### WRITTEN REQUEST:
In the listing that follows, count each line containing the string "Learn" and report only the count.

(Stored items from a collection)
○ ○ ○ ○ ○
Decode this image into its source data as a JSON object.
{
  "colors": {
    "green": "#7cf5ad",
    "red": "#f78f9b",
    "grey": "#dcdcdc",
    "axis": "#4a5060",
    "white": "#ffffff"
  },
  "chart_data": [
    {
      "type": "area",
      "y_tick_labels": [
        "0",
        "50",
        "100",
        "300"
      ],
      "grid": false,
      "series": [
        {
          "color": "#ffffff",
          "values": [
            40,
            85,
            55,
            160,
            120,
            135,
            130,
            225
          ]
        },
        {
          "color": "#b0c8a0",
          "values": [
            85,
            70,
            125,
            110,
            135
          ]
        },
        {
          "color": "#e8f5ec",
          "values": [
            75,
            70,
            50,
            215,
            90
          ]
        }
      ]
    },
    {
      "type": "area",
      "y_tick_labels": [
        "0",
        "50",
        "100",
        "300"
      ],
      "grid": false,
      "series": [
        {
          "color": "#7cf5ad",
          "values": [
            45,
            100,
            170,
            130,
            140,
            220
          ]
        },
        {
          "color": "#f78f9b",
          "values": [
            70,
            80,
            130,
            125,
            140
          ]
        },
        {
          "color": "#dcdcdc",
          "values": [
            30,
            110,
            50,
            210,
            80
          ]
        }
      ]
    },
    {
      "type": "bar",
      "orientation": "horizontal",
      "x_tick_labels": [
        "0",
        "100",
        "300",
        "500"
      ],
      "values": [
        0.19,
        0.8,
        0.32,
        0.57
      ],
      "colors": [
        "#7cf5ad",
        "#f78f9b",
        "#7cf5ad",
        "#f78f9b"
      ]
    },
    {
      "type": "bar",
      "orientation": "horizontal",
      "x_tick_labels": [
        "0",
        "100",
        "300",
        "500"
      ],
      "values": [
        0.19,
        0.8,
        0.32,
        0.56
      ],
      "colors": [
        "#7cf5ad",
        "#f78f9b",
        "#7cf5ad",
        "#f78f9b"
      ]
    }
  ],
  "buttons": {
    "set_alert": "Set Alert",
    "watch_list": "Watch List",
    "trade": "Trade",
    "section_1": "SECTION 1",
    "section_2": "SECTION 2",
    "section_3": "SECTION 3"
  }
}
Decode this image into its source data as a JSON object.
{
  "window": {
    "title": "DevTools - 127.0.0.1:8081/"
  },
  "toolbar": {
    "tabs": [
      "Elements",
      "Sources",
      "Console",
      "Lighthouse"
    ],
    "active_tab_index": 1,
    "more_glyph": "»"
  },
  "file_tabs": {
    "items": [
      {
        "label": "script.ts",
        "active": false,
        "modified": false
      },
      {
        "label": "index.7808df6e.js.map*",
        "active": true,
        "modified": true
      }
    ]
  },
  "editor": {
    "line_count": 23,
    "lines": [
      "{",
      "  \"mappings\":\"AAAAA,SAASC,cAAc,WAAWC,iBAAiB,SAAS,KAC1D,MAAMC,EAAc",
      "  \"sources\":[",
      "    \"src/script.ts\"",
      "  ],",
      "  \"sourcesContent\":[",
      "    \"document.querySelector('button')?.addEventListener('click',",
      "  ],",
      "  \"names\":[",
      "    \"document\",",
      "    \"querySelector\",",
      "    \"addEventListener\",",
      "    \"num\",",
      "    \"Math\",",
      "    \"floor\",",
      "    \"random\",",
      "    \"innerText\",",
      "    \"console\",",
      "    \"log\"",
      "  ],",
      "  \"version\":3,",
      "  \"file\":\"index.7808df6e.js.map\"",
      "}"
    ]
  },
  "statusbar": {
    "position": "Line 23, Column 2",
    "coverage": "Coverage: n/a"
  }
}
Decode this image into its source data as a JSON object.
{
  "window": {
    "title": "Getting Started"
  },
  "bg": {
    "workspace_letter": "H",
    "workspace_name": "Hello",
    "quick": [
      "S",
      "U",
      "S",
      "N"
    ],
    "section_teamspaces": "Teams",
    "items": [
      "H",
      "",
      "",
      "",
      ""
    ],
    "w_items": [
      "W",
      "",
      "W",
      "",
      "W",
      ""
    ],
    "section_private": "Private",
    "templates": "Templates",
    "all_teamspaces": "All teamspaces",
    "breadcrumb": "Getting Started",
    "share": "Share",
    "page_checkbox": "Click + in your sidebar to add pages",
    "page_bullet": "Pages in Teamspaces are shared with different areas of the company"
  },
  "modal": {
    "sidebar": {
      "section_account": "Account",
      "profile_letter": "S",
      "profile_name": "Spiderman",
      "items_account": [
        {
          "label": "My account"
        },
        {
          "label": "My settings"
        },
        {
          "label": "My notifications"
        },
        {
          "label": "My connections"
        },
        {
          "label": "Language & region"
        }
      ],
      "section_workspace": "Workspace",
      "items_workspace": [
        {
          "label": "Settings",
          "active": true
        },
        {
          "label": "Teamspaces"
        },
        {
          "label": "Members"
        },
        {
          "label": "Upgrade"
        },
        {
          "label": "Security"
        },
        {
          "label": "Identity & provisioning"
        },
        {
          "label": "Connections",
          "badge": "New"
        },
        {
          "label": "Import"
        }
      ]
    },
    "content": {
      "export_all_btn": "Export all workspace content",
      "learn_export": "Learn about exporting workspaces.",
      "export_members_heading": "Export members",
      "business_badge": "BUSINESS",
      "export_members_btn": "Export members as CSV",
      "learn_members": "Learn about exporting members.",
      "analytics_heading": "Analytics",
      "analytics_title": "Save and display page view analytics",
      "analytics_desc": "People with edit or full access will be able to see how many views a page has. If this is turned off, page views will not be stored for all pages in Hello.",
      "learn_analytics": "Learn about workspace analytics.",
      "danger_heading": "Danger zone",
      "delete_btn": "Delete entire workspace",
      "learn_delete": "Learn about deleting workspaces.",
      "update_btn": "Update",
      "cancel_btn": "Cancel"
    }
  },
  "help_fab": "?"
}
○ ○ ○ ○ ○
### TASK RESULT:
4